"""

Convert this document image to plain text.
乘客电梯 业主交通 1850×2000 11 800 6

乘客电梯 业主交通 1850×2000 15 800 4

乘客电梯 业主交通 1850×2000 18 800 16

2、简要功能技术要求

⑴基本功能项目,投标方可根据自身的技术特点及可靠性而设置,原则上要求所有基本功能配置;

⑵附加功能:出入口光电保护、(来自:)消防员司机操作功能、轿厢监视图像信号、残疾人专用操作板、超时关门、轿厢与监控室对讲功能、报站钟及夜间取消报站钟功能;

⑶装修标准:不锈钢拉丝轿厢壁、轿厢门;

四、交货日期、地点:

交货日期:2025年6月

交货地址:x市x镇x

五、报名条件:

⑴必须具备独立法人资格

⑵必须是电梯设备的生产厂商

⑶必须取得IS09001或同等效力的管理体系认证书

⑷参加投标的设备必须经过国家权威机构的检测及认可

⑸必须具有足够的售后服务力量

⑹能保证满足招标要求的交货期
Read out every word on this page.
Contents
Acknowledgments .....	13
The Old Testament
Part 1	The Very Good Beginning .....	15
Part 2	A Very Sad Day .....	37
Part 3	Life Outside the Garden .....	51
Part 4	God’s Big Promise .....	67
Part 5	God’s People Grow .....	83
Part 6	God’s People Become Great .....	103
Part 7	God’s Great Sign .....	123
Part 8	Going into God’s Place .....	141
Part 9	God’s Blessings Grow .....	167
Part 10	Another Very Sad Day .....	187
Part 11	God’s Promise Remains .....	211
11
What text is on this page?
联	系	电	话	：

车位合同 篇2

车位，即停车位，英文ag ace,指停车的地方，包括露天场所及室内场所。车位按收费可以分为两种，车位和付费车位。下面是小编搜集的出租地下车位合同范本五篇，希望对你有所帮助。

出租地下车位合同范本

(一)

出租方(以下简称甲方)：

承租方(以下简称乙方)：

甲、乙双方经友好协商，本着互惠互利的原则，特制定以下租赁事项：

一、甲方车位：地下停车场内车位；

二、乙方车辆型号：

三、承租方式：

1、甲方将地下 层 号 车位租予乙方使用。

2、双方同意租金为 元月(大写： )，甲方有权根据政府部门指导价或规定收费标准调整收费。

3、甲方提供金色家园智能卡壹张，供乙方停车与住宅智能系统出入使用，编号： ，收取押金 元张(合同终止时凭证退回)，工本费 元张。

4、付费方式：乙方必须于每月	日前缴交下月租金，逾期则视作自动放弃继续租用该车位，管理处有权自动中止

"""

WHAT THIS TASK INVOLVES>
Reproduce the material above, every line of it, exactly.

THE SOLUTION>
Convert this document image to plain text.
乘客电梯 业主交通 1850×2000 11 800 6

乘客电梯 业主交通 1850×2000 15 800 4

乘客电梯 业主交通 1850×2000 18 800 16

2、简要功能技术要求

⑴基本功能项目,投标方可根据自身的技术特点及可靠性而设置,原则上要求所有基本功能配置;

⑵附加功能:出入口光电保护、(来自:)消防员司机操作功能、轿厢监视图像信号、残疾人专用操作板、超时关门、轿厢与监控室对讲功能、报站钟及夜间取消报站钟功能;

⑶装修标准:不锈钢拉丝轿厢壁、轿厢门;

四、交货日期、地点:

交货日期:2025年6月

交货地址:x市x镇x

五、报名条件:

⑴必须具备独立法人资格

⑵必须是电梯设备的生产厂商

⑶必须取得IS09001或同等效力的管理体系认证书

⑷参加投标的设备必须经过国家权威机构的检测及认可

⑸必须具有足够的售后服务力量

⑹能保证满足招标要求的交货期
Read out every word on this page.
Contents
Acknowledgments .....	13
The Old Testament
Part 1	The Very Good Beginning .....	15
Part 2	A Very Sad Day .....	37
Part 3	Life Outside the Garden .....	51
Part 4	God’s Big Promise .....	67
Part 5	God’s People Grow .....	83
Part 6	God’s People Become Great .....	103
Part 7	God’s Great Sign .....	123
Part 8	Going into God’s Place .....	141
Part 9	God’s Blessings Grow .....	167
Part 10	Another Very Sad Day .....	187
Part 11	God’s Promise Remains .....	211
11
What text is on this page?
联	系	电	话	：

车位合同 篇2

车位，即停车位，英文ag ace,指停车的地方，包括露天场所及室内场所。车位按收费可以分为两种，车位和付费车位。下面是小编搜集的出租地下车位合同范本五篇，希望对你有所帮助。

出租地下车位合同范本

(一)

出租方(以下简称甲方)：

承租方(以下简称乙方)：

甲、乙双方经友好协商，本着互惠互利的原则，特制定以下租赁事项：

一、甲方车位：地下停车场内车位；

二、乙方车辆型号：

三、承租方式：

1、甲方将地下 层 号 车位租予乙方使用。

2、双方同意租金为 元月(大写： )，甲方有权根据政府部门指导价或规定收费标准调整收费。

3、甲方提供金色家园智能卡壹张，供乙方停车与住宅智能系统出入使用，编号： ，收取押金 元张(合同终止时凭证退回)，工本费 元张。

4、付费方式：乙方必须于每月	日前缴交下月租金，逾期则视作自动放弃继续租用该车位，管理处有权自动中止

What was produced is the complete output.